### What the task asks
Retype the material in full, keeping every word the same.

## begin Material for this exercise

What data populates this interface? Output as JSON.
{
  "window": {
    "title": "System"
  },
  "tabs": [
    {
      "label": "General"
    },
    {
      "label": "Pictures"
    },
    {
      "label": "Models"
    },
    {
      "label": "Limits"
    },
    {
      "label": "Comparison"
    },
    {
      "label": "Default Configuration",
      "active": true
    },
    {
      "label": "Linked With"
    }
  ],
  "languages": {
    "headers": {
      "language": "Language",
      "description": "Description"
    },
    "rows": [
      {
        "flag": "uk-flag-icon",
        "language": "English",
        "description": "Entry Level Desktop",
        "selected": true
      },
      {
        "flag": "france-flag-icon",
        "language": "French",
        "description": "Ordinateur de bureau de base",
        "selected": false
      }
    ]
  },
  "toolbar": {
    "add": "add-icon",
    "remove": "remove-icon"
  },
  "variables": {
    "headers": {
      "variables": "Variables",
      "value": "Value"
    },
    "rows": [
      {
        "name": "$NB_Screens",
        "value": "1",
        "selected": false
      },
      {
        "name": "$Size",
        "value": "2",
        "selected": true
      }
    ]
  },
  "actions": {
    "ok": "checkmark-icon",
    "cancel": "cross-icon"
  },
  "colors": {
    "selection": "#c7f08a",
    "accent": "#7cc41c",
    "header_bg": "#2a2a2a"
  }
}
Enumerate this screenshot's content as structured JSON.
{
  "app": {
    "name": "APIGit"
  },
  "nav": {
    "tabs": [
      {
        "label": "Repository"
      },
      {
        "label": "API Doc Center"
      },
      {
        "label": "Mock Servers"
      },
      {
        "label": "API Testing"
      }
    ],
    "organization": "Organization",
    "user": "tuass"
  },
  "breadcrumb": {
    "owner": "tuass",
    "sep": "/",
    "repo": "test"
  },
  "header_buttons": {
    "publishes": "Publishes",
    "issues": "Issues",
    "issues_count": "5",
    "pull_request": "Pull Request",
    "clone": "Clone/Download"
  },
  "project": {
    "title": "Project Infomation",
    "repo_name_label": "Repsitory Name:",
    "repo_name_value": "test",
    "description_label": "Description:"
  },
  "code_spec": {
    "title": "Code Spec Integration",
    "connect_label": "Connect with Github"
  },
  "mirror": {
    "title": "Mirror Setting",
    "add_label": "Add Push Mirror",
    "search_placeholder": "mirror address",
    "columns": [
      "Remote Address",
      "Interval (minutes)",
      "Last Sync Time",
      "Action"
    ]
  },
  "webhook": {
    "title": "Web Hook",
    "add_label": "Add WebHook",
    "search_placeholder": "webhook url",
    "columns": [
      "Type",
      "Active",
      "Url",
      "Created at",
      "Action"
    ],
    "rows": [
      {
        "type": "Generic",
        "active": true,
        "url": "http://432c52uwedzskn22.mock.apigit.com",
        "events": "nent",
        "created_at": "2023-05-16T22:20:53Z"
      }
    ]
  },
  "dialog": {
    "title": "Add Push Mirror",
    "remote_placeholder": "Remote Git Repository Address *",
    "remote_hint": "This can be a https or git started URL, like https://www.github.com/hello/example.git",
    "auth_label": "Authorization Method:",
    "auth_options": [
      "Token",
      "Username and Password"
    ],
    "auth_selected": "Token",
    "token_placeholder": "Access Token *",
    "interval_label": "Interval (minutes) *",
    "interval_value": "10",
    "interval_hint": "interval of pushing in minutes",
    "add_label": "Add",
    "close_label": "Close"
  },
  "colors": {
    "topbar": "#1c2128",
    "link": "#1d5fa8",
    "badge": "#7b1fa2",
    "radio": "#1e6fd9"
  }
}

## end Material for this exercise

### Complete output
What data populates this interface? Output as JSON.
{
  "window": {
    "title": "System"
  },
  "tabs": [
    {
      "label": "General"
    },
    {
      "label": "Pictures"
    },
    {
      "label": "Models"
    },
    {
      "label": "Limits"
    },
    {
      "label": "Comparison"
    },
    {
      "label": "Default Configuration",
      "active": true
    },
    {
      "label": "Linked With"
    }
  ],
  "languages": {
    "headers": {
      "language": "Language",
      "description": "Description"
    },
    "rows": [
      {
        "flag": "uk-flag-icon",
        "language": "English",
        "description": "Entry Level Desktop",
        "selected": true
      },
      {
        "flag": "france-flag-icon",
        "language": "French",
        "description": "Ordinateur de bureau de base",
        "selected": false
      }
    ]
  },
  "toolbar": {
    "add": "add-icon",
    "remove": "remove-icon"
  },
  "variables": {
    "headers": {
      "variables": "Variables",
      "value": "Value"
    },
    "rows": [
      {
        "name": "$NB_Screens",
        "value": "1",
        "selected": false
      },
      {
        "name": "$Size",
        "value": "2",
        "selected": true
      }
    ]
  },
  "actions": {
    "ok": "checkmark-icon",
    "cancel": "cross-icon"
  },
  "colors": {
    "selection": "#c7f08a",
    "accent": "#7cc41c",
    "header_bg": "#2a2a2a"
  }
}
Enumerate this screenshot's content as structured JSON.
{
  "app": {
    "name": "APIGit"
  },
  "nav": {
    "tabs": [
      {
        "label": "Repository"
      },
      {
        "label": "API Doc Center"
      },
      {
        "label": "Mock Servers"
      },
      {
        "label": "API Testing"
      }
    ],
    "organization": "Organization",
    "user": "tuass"
  },
  "breadcrumb": {
    "owner": "tuass",
    "sep": "/",
    "repo": "test"
  },
  "header_buttons": {
    "publishes": "Publishes",
    "issues": "Issues",
    "issues_count": "5",
    "pull_request": "Pull Request",
    "clone": "Clone/Download"
  },
  "project": {
    "title": "Project Infomation",
    "repo_name_label": "Repsitory Name:",
    "repo_name_value": "test",
    "description_label": "Description:"
  },
  "code_spec": {
    "title": "Code Spec Integration",
    "connect_label": "Connect with Github"
  },
  "mirror": {
    "title": "Mirror Setting",
    "add_label": "Add Push Mirror",
    "search_placeholder": "mirror address",
    "columns": [
      "Remote Address",
      "Interval (minutes)",
      "Last Sync Time",
      "Action"
    ]
  },
  "webhook": {
    "title": "Web Hook",
    "add_label": "Add WebHook",
    "search_placeholder": "webhook url",
    "columns": [
      "Type",
      "Active",
      "Url",
      "Created at",
      "Action"
    ],
    "rows": [
      {
        "type": "Generic",
        "active": true,
        "url": "http://432c52uwedzskn22.mock.apigit.com",
        "events": "nent",
        "created_at": "2023-05-16T22:20:53Z"
      }
    ]
  },
  "dialog": {
    "title": "Add Push Mirror",
    "remote_placeholder": "Remote Git Repository Address *",
    "remote_hint": "This can be a https or git started URL, like https://www.github.com/hello/example.git",
    "auth_label": "Authorization Method:",
    "auth_options": [
      "Token",
      "Username and Password"
    ],
    "auth_selected": "Token",
    "token_placeholder": "Access Token *",
    "interval_label": "Interval (minutes) *",
    "interval_value": "10",
    "interval_hint": "interval of pushing in minutes",
    "add_label": "Add",
    "close_label": "Close"
  },
  "colors": {
    "topbar": "#1c2128",
    "link": "#1d5fa8",
    "badge": "#7b1fa2",
    "radio": "#1e6fd9"
  }
}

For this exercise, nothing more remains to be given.